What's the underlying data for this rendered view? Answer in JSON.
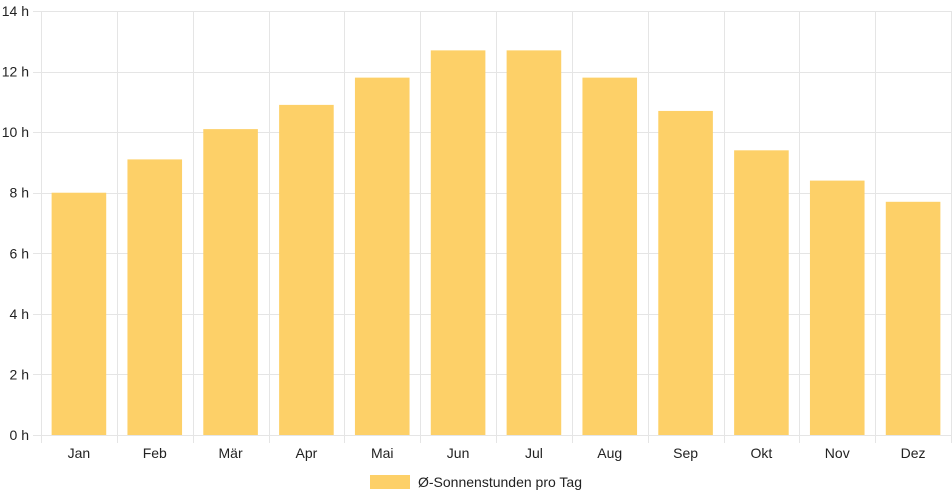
{
  "chart_data": {
    "type": "bar",
    "categories": [
      "Jan",
      "Feb",
      "Mär",
      "Apr",
      "Mai",
      "Jun",
      "Jul",
      "Aug",
      "Sep",
      "Okt",
      "Nov",
      "Dez"
    ],
    "series": [
      {
        "name": "Ø-Sonnenstunden pro Tag",
        "values": [
          8.0,
          9.1,
          10.1,
          10.9,
          11.8,
          12.7,
          12.7,
          11.8,
          10.7,
          9.4,
          8.4,
          7.7
        ]
      }
    ],
    "ylim": [
      0,
      14
    ],
    "yticks": [
      0,
      2,
      4,
      6,
      8,
      10,
      12,
      14
    ],
    "ytick_unit": "h",
    "grid": true,
    "legend_position": "bottom",
    "bar_color": "#fdd068",
    "grid_color": "#e5e5e5"
  },
  "legend": {
    "label": "Ø-Sonnenstunden pro Tag"
  }
}
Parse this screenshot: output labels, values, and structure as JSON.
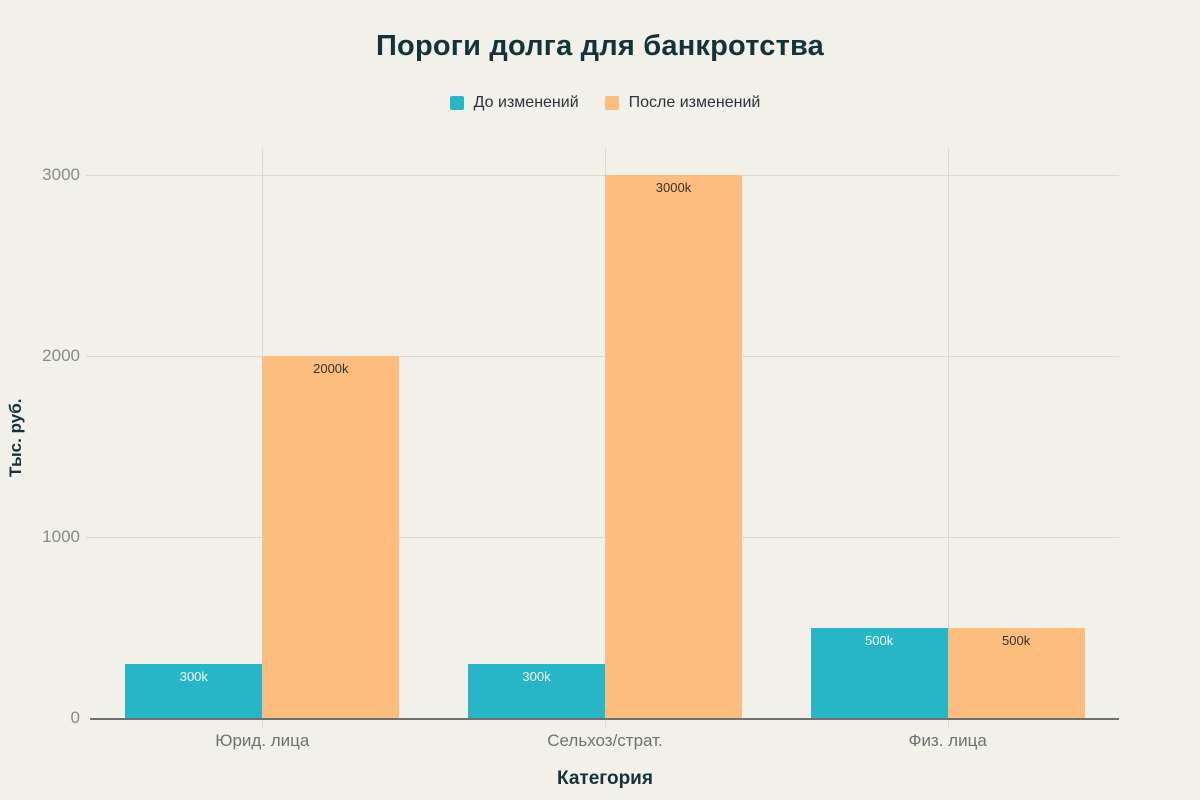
{
  "chart_data": {
    "type": "bar",
    "title": "Пороги долга для банкротства",
    "xlabel": "Категория",
    "ylabel": "Тыс. руб.",
    "categories": [
      "Юрид. лица",
      "Сельхоз/страт.",
      "Физ. лица"
    ],
    "series": [
      {
        "name": "До изменений",
        "color": "#27b5c8",
        "values": [
          300,
          300,
          500
        ],
        "labels": [
          "300k",
          "300k",
          "500k"
        ],
        "label_color": "#fbfbf6"
      },
      {
        "name": "После изменений",
        "color": "#fcbd7e",
        "values": [
          2000,
          3000,
          500
        ],
        "labels": [
          "2000k",
          "3000k",
          "500k"
        ],
        "label_color": "#333330"
      }
    ],
    "yticks": [
      0,
      1000,
      2000,
      3000
    ],
    "ytick_labels": [
      "0",
      "1000",
      "2000",
      "3000"
    ],
    "ylim": [
      0,
      3150
    ],
    "grid": true,
    "legend_position": "top-center"
  },
  "theme": {
    "background": "#f1f1ea",
    "title_color": "#13323a",
    "ytick_color": "#8b8b86",
    "xtick_color": "#6f7072",
    "grid_color": "#dbdad2",
    "axis_color": "#6e716e"
  }
}
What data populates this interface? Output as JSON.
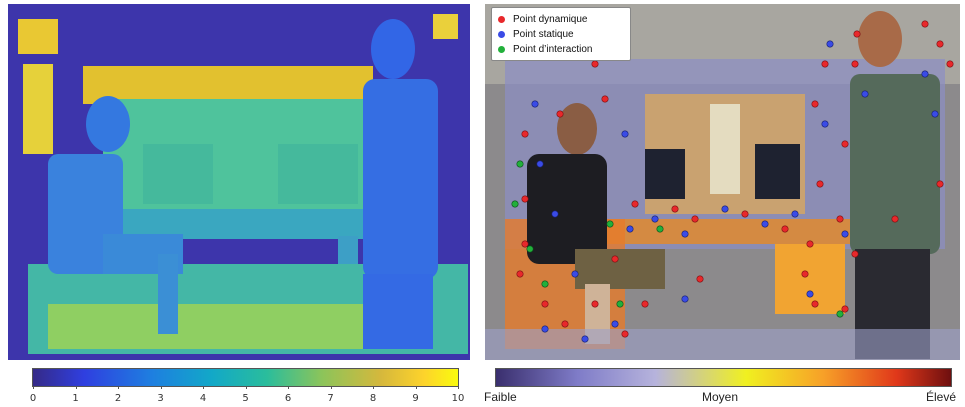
{
  "depth_colorbar": {
    "ticks": [
      "0",
      "1",
      "2",
      "3",
      "4",
      "5",
      "6",
      "7",
      "8",
      "9",
      "10"
    ]
  },
  "legend": {
    "items": [
      {
        "label": "Point dynamique",
        "color": "#e8282b"
      },
      {
        "label": "Point statique",
        "color": "#3a4be6"
      },
      {
        "label": "Point d’interaction",
        "color": "#22b03b"
      }
    ]
  },
  "confidence_colorbar": {
    "low_label": "Faible",
    "mid_label": "Moyen",
    "high_label": "Élevé"
  }
}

* THE TASK
All of the data needs repeating exactly, but the pictures do not.

* THE SOLUTION
What's the underlying data for this rendered view? Answer in JSON.
{
  "chart_data": {
    "type": "bar",
    "categories": [
      "Jan",
      "Feb",
      "Mär",
      "Apr",
      "Mai",
      "Jun",
      "Jul",
      "Aug",
      "Sep",
      "Okt",
      "Nov",
      "Dez"
    ],
    "series": [
      {
        "name": "Ø-Sonnenstunden pro Tag",
        "values": [
          8.0,
          9.1,
          10.1,
          10.9,
          11.8,
          12.7,
          12.7,
          11.8,
          10.7,
          9.4,
          8.4,
          7.7
        ]
      }
    ],
    "ylim": [
      0,
      14
    ],
    "yticks": [
      0,
      2,
      4,
      6,
      8,
      10,
      12,
      14
    ],
    "ytick_unit": "h",
    "grid": true,
    "legend_position": "bottom",
    "bar_color": "#fdd068",
    "grid_color": "#e5e5e5"
  },
  "legend": {
    "label": "Ø-Sonnenstunden pro Tag"
  }
}
Parse this screenshot: output labels, values, and structure as JSON.
{
  "chart_data": {
    "type": "bar",
    "title": "Пороги долга для банкротства",
    "xlabel": "Категория",
    "ylabel": "Тыс. руб.",
    "categories": [
      "Юрид. лица",
      "Сельхоз/страт.",
      "Физ. лица"
    ],
    "series": [
      {
        "name": "До изменений",
        "color": "#27b5c8",
        "values": [
          300,
          300,
          500
        ],
        "labels": [
          "300k",
          "300k",
          "500k"
        ],
        "label_color": "#fbfbf6"
      },
      {
        "name": "После изменений",
        "color": "#fcbd7e",
        "values": [
          2000,
          3000,
          500
        ],
        "labels": [
          "2000k",
          "3000k",
          "500k"
        ],
        "label_color": "#333330"
      }
    ],
    "yticks": [
      0,
      1000,
      2000,
      3000
    ],
    "ytick_labels": [
      "0",
      "1000",
      "2000",
      "3000"
    ],
    "ylim": [
      0,
      3150
    ],
    "grid": true,
    "legend_position": "top-center"
  },
  "theme": {
    "background": "#f1f1ea",
    "title_color": "#13323a",
    "ytick_color": "#8b8b86",
    "xtick_color": "#6f7072",
    "grid_color": "#dbdad2",
    "axis_color": "#6e716e"
  }
}
What data populates this interface? Output as JSON.
{
  "depth_colorbar": {
    "ticks": [
      "0",
      "1",
      "2",
      "3",
      "4",
      "5",
      "6",
      "7",
      "8",
      "9",
      "10"
    ]
  },
  "legend": {
    "items": [
      {
        "label": "Point dynamique",
        "color": "#e8282b"
      },
      {
        "label": "Point statique",
        "color": "#3a4be6"
      },
      {
        "label": "Point d’interaction",
        "color": "#22b03b"
      }
    ]
  },
  "confidence_colorbar": {
    "low_label": "Faible",
    "mid_label": "Moyen",
    "high_label": "Élevé"
  }
}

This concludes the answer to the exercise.